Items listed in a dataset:

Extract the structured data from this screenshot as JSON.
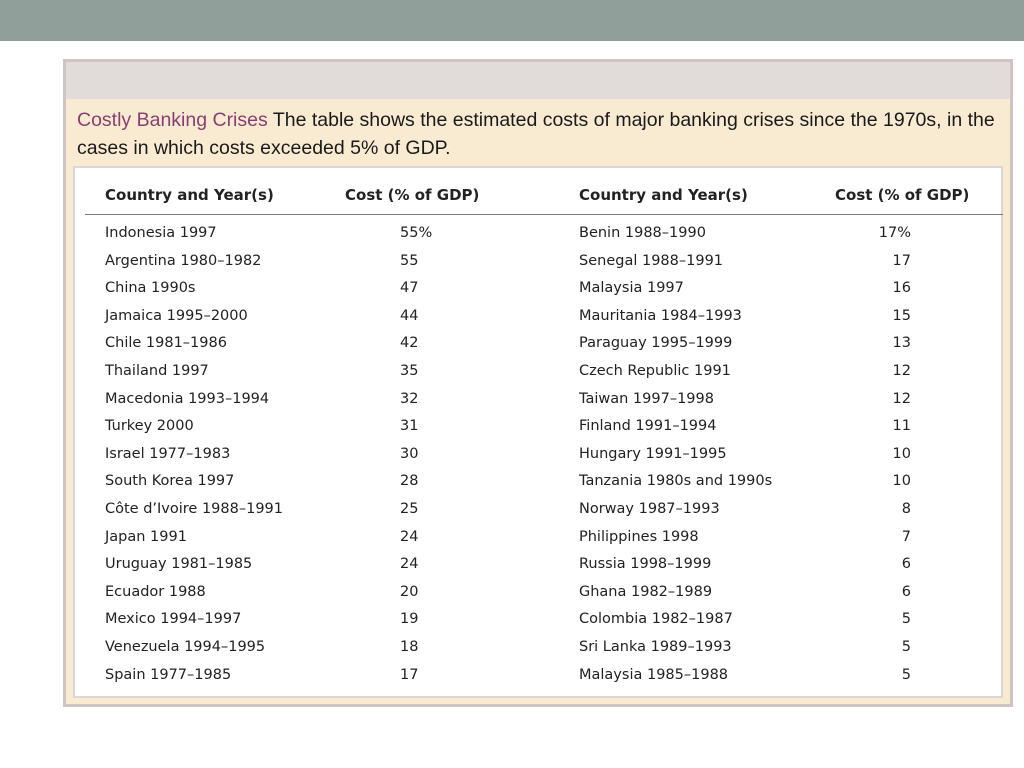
{
  "caption": {
    "title": "Costly Banking Crises",
    "text": "The table shows the estimated costs of major banking crises since the 1970s, in the cases in which costs exceeded 5% of GDP."
  },
  "table": {
    "headers": [
      "Country and Year(s)",
      "Cost (% of GDP)",
      "Country and Year(s)",
      "Cost (% of GDP)"
    ],
    "left_rows": [
      {
        "country": "Indonesia 1997",
        "cost": "55%"
      },
      {
        "country": "Argentina 1980–1982",
        "cost": "55"
      },
      {
        "country": "China 1990s",
        "cost": "47"
      },
      {
        "country": "Jamaica 1995–2000",
        "cost": "44"
      },
      {
        "country": "Chile 1981–1986",
        "cost": "42"
      },
      {
        "country": "Thailand 1997",
        "cost": "35"
      },
      {
        "country": "Macedonia 1993–1994",
        "cost": "32"
      },
      {
        "country": "Turkey 2000",
        "cost": "31"
      },
      {
        "country": "Israel 1977–1983",
        "cost": "30"
      },
      {
        "country": "South Korea 1997",
        "cost": "28"
      },
      {
        "country": "Côte d’Ivoire 1988–1991",
        "cost": "25"
      },
      {
        "country": "Japan 1991",
        "cost": "24"
      },
      {
        "country": "Uruguay 1981–1985",
        "cost": "24"
      },
      {
        "country": "Ecuador 1988",
        "cost": "20"
      },
      {
        "country": "Mexico 1994–1997",
        "cost": "19"
      },
      {
        "country": "Venezuela 1994–1995",
        "cost": "18"
      },
      {
        "country": "Spain 1977–1985",
        "cost": "17"
      }
    ],
    "right_rows": [
      {
        "country": "Benin 1988–1990",
        "cost": "17%"
      },
      {
        "country": "Senegal 1988–1991",
        "cost": "17"
      },
      {
        "country": "Malaysia 1997",
        "cost": "16"
      },
      {
        "country": "Mauritania 1984–1993",
        "cost": "15"
      },
      {
        "country": "Paraguay 1995–1999",
        "cost": "13"
      },
      {
        "country": "Czech Republic 1991",
        "cost": "12"
      },
      {
        "country": "Taiwan 1997–1998",
        "cost": "12"
      },
      {
        "country": "Finland 1991–1994",
        "cost": "11"
      },
      {
        "country": "Hungary 1991–1995",
        "cost": "10"
      },
      {
        "country": "Tanzania 1980s and 1990s",
        "cost": "10"
      },
      {
        "country": "Norway 1987–1993",
        "cost": "8"
      },
      {
        "country": "Philippines 1998",
        "cost": "7"
      },
      {
        "country": "Russia 1998–1999",
        "cost": "6"
      },
      {
        "country": "Ghana 1982–1989",
        "cost": "6"
      },
      {
        "country": "Colombia 1982–1987",
        "cost": "5"
      },
      {
        "country": "Sri Lanka 1989–1993",
        "cost": "5"
      },
      {
        "country": "Malaysia 1985–1988",
        "cost": "5"
      }
    ]
  }
}
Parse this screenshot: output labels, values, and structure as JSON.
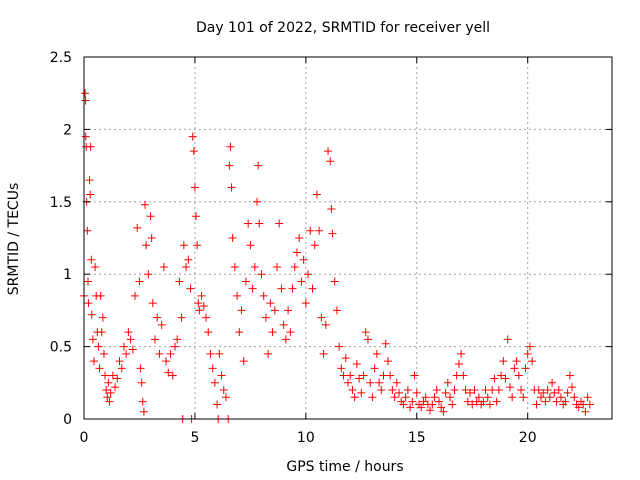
{
  "chart_data": {
    "type": "scatter",
    "title": "Day 101 of 2022, SRMTID for receiver yell",
    "xlabel": "GPS time / hours",
    "ylabel": "SRMTID / TECUs",
    "xlim": [
      0,
      23.8
    ],
    "ylim": [
      0,
      2.5
    ],
    "x_ticks": [
      0,
      5,
      10,
      15,
      20
    ],
    "x_tick_labels": [
      "0",
      "5",
      "10",
      "15",
      "20"
    ],
    "y_ticks": [
      0,
      0.5,
      1,
      1.5,
      2,
      2.5
    ],
    "y_tick_labels": [
      "0",
      "0.5",
      "1",
      "1.5",
      "2",
      "2.5"
    ],
    "grid": true,
    "marker": "+",
    "marker_color": "#ff0000",
    "series": [
      {
        "name": "SRMTID",
        "points": [
          [
            0.0,
            0.85
          ],
          [
            0.05,
            2.25
          ],
          [
            0.07,
            2.2
          ],
          [
            0.08,
            1.95
          ],
          [
            0.1,
            1.88
          ],
          [
            0.12,
            1.5
          ],
          [
            0.15,
            1.3
          ],
          [
            0.18,
            0.95
          ],
          [
            0.2,
            0.8
          ],
          [
            0.25,
            1.65
          ],
          [
            0.28,
            1.55
          ],
          [
            0.3,
            1.88
          ],
          [
            0.33,
            1.1
          ],
          [
            0.35,
            0.72
          ],
          [
            0.4,
            0.55
          ],
          [
            0.45,
            0.4
          ],
          [
            0.5,
            1.05
          ],
          [
            0.55,
            0.85
          ],
          [
            0.6,
            0.6
          ],
          [
            0.65,
            0.5
          ],
          [
            0.7,
            0.35
          ],
          [
            0.75,
            0.85
          ],
          [
            0.8,
            0.6
          ],
          [
            0.85,
            0.7
          ],
          [
            0.9,
            0.45
          ],
          [
            0.95,
            0.3
          ],
          [
            1.0,
            0.2
          ],
          [
            1.05,
            0.15
          ],
          [
            1.1,
            0.25
          ],
          [
            1.15,
            0.12
          ],
          [
            1.2,
            0.18
          ],
          [
            1.3,
            0.3
          ],
          [
            1.4,
            0.22
          ],
          [
            1.5,
            0.28
          ],
          [
            1.6,
            0.4
          ],
          [
            1.7,
            0.35
          ],
          [
            1.8,
            0.5
          ],
          [
            1.9,
            0.45
          ],
          [
            2.0,
            0.6
          ],
          [
            2.1,
            0.55
          ],
          [
            2.2,
            0.48
          ],
          [
            2.3,
            0.85
          ],
          [
            2.4,
            1.32
          ],
          [
            2.5,
            0.95
          ],
          [
            2.55,
            0.35
          ],
          [
            2.6,
            0.25
          ],
          [
            2.65,
            0.12
          ],
          [
            2.7,
            0.05
          ],
          [
            2.75,
            1.48
          ],
          [
            2.8,
            1.2
          ],
          [
            2.9,
            1.0
          ],
          [
            3.0,
            1.4
          ],
          [
            3.05,
            1.25
          ],
          [
            3.1,
            0.8
          ],
          [
            3.2,
            0.55
          ],
          [
            3.3,
            0.7
          ],
          [
            3.4,
            0.45
          ],
          [
            3.5,
            0.65
          ],
          [
            3.6,
            1.05
          ],
          [
            3.7,
            0.4
          ],
          [
            3.8,
            0.32
          ],
          [
            3.9,
            0.45
          ],
          [
            4.0,
            0.3
          ],
          [
            4.1,
            0.5
          ],
          [
            4.2,
            0.55
          ],
          [
            4.3,
            0.95
          ],
          [
            4.4,
            0.7
          ],
          [
            4.45,
            0.0
          ],
          [
            4.5,
            1.2
          ],
          [
            4.6,
            1.05
          ],
          [
            4.7,
            1.1
          ],
          [
            4.8,
            0.9
          ],
          [
            4.85,
            0.0
          ],
          [
            4.9,
            1.95
          ],
          [
            4.95,
            1.85
          ],
          [
            5.0,
            1.6
          ],
          [
            5.05,
            1.4
          ],
          [
            5.1,
            1.2
          ],
          [
            5.15,
            0.8
          ],
          [
            5.2,
            0.75
          ],
          [
            5.3,
            0.85
          ],
          [
            5.4,
            0.78
          ],
          [
            5.5,
            0.7
          ],
          [
            5.6,
            0.6
          ],
          [
            5.7,
            0.45
          ],
          [
            5.8,
            0.35
          ],
          [
            5.9,
            0.25
          ],
          [
            6.0,
            0.1
          ],
          [
            6.05,
            0.0
          ],
          [
            6.1,
            0.45
          ],
          [
            6.2,
            0.3
          ],
          [
            6.3,
            0.2
          ],
          [
            6.4,
            0.15
          ],
          [
            6.5,
            0.0
          ],
          [
            6.55,
            1.75
          ],
          [
            6.6,
            1.88
          ],
          [
            6.65,
            1.6
          ],
          [
            6.7,
            1.25
          ],
          [
            6.8,
            1.05
          ],
          [
            6.9,
            0.85
          ],
          [
            7.0,
            0.6
          ],
          [
            7.1,
            0.75
          ],
          [
            7.2,
            0.4
          ],
          [
            7.3,
            0.95
          ],
          [
            7.4,
            1.35
          ],
          [
            7.5,
            1.2
          ],
          [
            7.6,
            0.9
          ],
          [
            7.7,
            1.05
          ],
          [
            7.8,
            1.5
          ],
          [
            7.85,
            1.75
          ],
          [
            7.9,
            1.35
          ],
          [
            8.0,
            1.0
          ],
          [
            8.1,
            0.85
          ],
          [
            8.2,
            0.7
          ],
          [
            8.3,
            0.45
          ],
          [
            8.4,
            0.8
          ],
          [
            8.5,
            0.6
          ],
          [
            8.6,
            0.75
          ],
          [
            8.7,
            1.05
          ],
          [
            8.8,
            1.35
          ],
          [
            8.9,
            0.9
          ],
          [
            9.0,
            0.65
          ],
          [
            9.1,
            0.55
          ],
          [
            9.2,
            0.75
          ],
          [
            9.3,
            0.6
          ],
          [
            9.4,
            0.9
          ],
          [
            9.5,
            1.05
          ],
          [
            9.6,
            1.15
          ],
          [
            9.7,
            1.25
          ],
          [
            9.8,
            0.95
          ],
          [
            9.9,
            1.1
          ],
          [
            10.0,
            0.8
          ],
          [
            10.1,
            1.0
          ],
          [
            10.2,
            1.3
          ],
          [
            10.3,
            0.9
          ],
          [
            10.4,
            1.2
          ],
          [
            10.5,
            1.55
          ],
          [
            10.6,
            1.3
          ],
          [
            10.7,
            0.7
          ],
          [
            10.8,
            0.45
          ],
          [
            10.9,
            0.65
          ],
          [
            11.0,
            1.85
          ],
          [
            11.1,
            1.78
          ],
          [
            11.15,
            1.45
          ],
          [
            11.2,
            1.28
          ],
          [
            11.3,
            0.95
          ],
          [
            11.4,
            0.75
          ],
          [
            11.5,
            0.5
          ],
          [
            11.6,
            0.35
          ],
          [
            11.7,
            0.3
          ],
          [
            11.8,
            0.42
          ],
          [
            11.9,
            0.25
          ],
          [
            12.0,
            0.3
          ],
          [
            12.1,
            0.2
          ],
          [
            12.2,
            0.15
          ],
          [
            12.3,
            0.38
          ],
          [
            12.4,
            0.28
          ],
          [
            12.5,
            0.18
          ],
          [
            12.6,
            0.3
          ],
          [
            12.7,
            0.6
          ],
          [
            12.8,
            0.55
          ],
          [
            12.9,
            0.25
          ],
          [
            13.0,
            0.15
          ],
          [
            13.1,
            0.35
          ],
          [
            13.2,
            0.45
          ],
          [
            13.3,
            0.25
          ],
          [
            13.4,
            0.2
          ],
          [
            13.5,
            0.3
          ],
          [
            13.6,
            0.52
          ],
          [
            13.7,
            0.4
          ],
          [
            13.8,
            0.3
          ],
          [
            13.9,
            0.2
          ],
          [
            14.0,
            0.15
          ],
          [
            14.1,
            0.25
          ],
          [
            14.2,
            0.18
          ],
          [
            14.3,
            0.12
          ],
          [
            14.4,
            0.1
          ],
          [
            14.5,
            0.15
          ],
          [
            14.6,
            0.2
          ],
          [
            14.7,
            0.08
          ],
          [
            14.8,
            0.12
          ],
          [
            14.9,
            0.3
          ],
          [
            15.0,
            0.18
          ],
          [
            15.1,
            0.1
          ],
          [
            15.2,
            0.08
          ],
          [
            15.3,
            0.12
          ],
          [
            15.4,
            0.15
          ],
          [
            15.5,
            0.1
          ],
          [
            15.6,
            0.06
          ],
          [
            15.7,
            0.1
          ],
          [
            15.8,
            0.15
          ],
          [
            15.9,
            0.2
          ],
          [
            16.0,
            0.12
          ],
          [
            16.1,
            0.08
          ],
          [
            16.2,
            0.05
          ],
          [
            16.3,
            0.18
          ],
          [
            16.4,
            0.25
          ],
          [
            16.5,
            0.15
          ],
          [
            16.6,
            0.1
          ],
          [
            16.7,
            0.2
          ],
          [
            16.8,
            0.3
          ],
          [
            16.9,
            0.38
          ],
          [
            17.0,
            0.45
          ],
          [
            17.1,
            0.3
          ],
          [
            17.2,
            0.2
          ],
          [
            17.3,
            0.12
          ],
          [
            17.4,
            0.18
          ],
          [
            17.5,
            0.1
          ],
          [
            17.6,
            0.2
          ],
          [
            17.7,
            0.12
          ],
          [
            17.8,
            0.15
          ],
          [
            17.9,
            0.1
          ],
          [
            18.0,
            0.12
          ],
          [
            18.1,
            0.2
          ],
          [
            18.2,
            0.15
          ],
          [
            18.3,
            0.1
          ],
          [
            18.4,
            0.2
          ],
          [
            18.5,
            0.28
          ],
          [
            18.6,
            0.12
          ],
          [
            18.7,
            0.2
          ],
          [
            18.8,
            0.3
          ],
          [
            18.9,
            0.4
          ],
          [
            19.0,
            0.28
          ],
          [
            19.1,
            0.55
          ],
          [
            19.2,
            0.22
          ],
          [
            19.3,
            0.15
          ],
          [
            19.4,
            0.35
          ],
          [
            19.5,
            0.4
          ],
          [
            19.6,
            0.3
          ],
          [
            19.7,
            0.2
          ],
          [
            19.8,
            0.15
          ],
          [
            19.9,
            0.35
          ],
          [
            20.0,
            0.45
          ],
          [
            20.1,
            0.5
          ],
          [
            20.2,
            0.4
          ],
          [
            20.3,
            0.2
          ],
          [
            20.4,
            0.1
          ],
          [
            20.5,
            0.2
          ],
          [
            20.6,
            0.15
          ],
          [
            20.7,
            0.18
          ],
          [
            20.8,
            0.12
          ],
          [
            20.9,
            0.2
          ],
          [
            21.0,
            0.15
          ],
          [
            21.1,
            0.25
          ],
          [
            21.2,
            0.18
          ],
          [
            21.3,
            0.12
          ],
          [
            21.4,
            0.2
          ],
          [
            21.5,
            0.15
          ],
          [
            21.6,
            0.1
          ],
          [
            21.7,
            0.12
          ],
          [
            21.8,
            0.18
          ],
          [
            21.9,
            0.3
          ],
          [
            22.0,
            0.22
          ],
          [
            22.1,
            0.15
          ],
          [
            22.2,
            0.1
          ],
          [
            22.3,
            0.08
          ],
          [
            22.4,
            0.12
          ],
          [
            22.5,
            0.1
          ],
          [
            22.6,
            0.05
          ],
          [
            22.7,
            0.15
          ],
          [
            22.8,
            0.1
          ]
        ]
      }
    ]
  }
}
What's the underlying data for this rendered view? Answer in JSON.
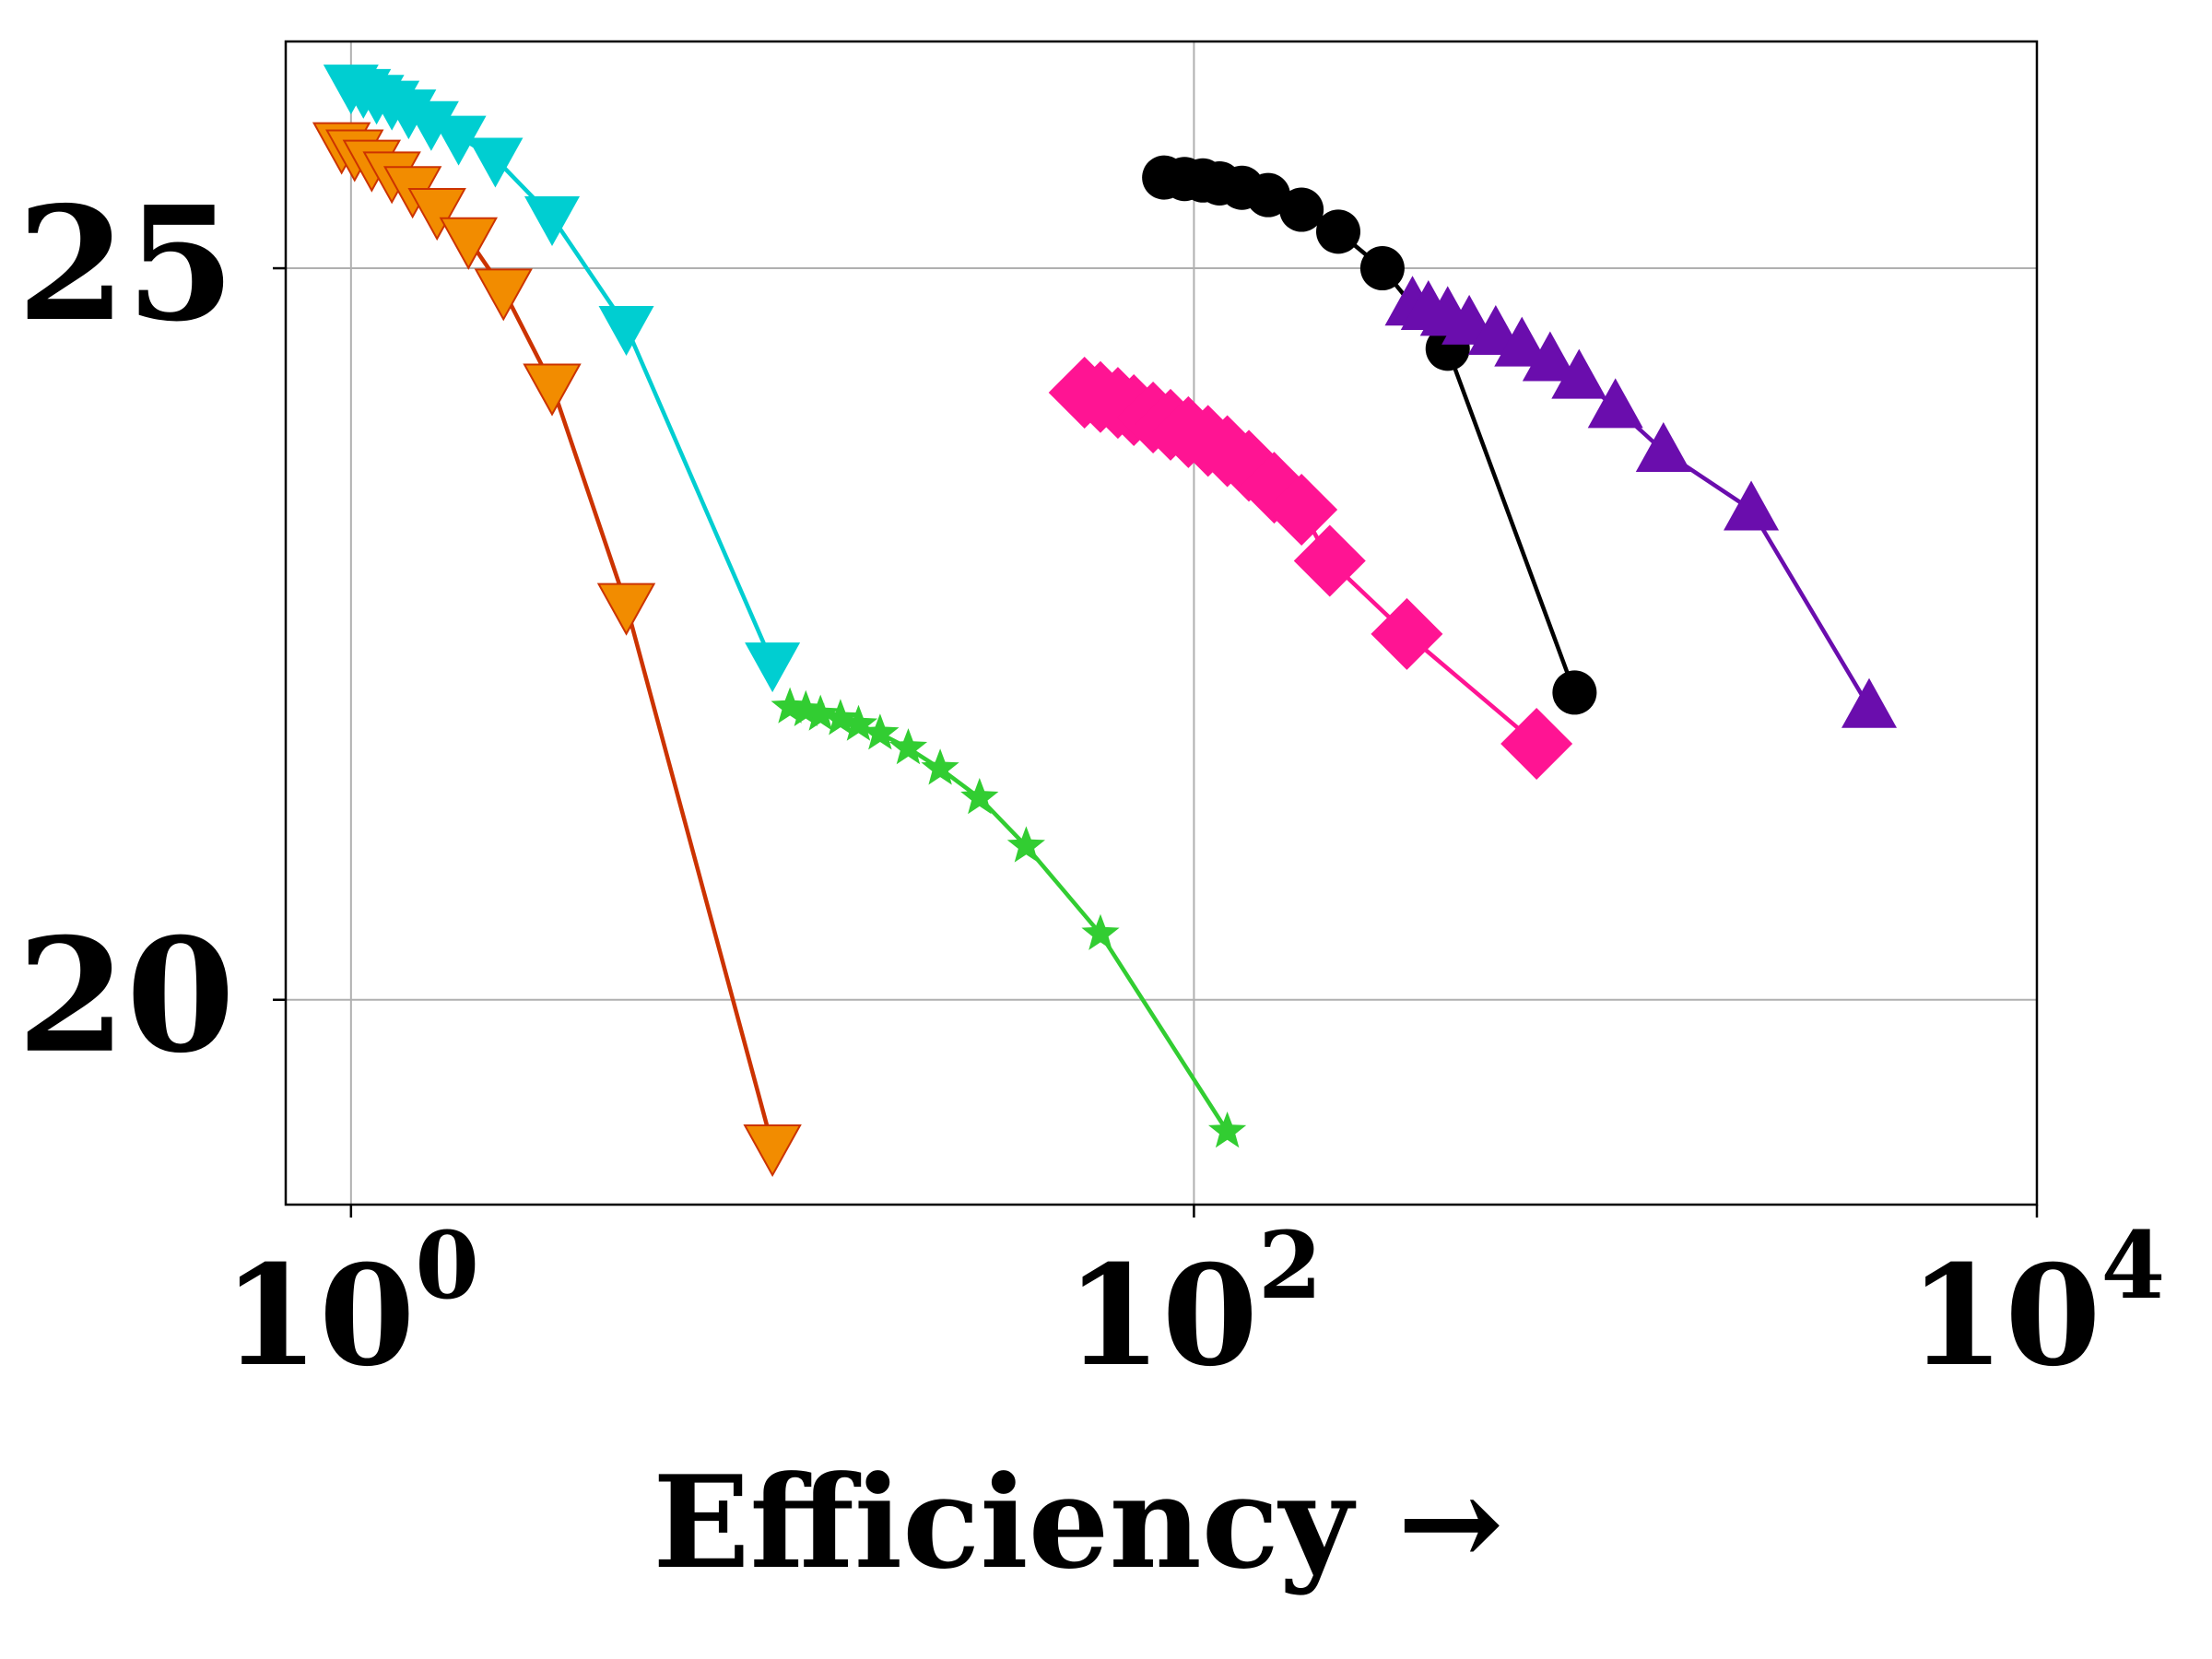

Requirement
Find all lines holding the string "SRMTID" and copy them.

The reply
    "title": "Day 101 of 2022, SRMTID for receiver yell",
    "ylabel": "SRMTID / TECUs",
        "name": "SRMTID",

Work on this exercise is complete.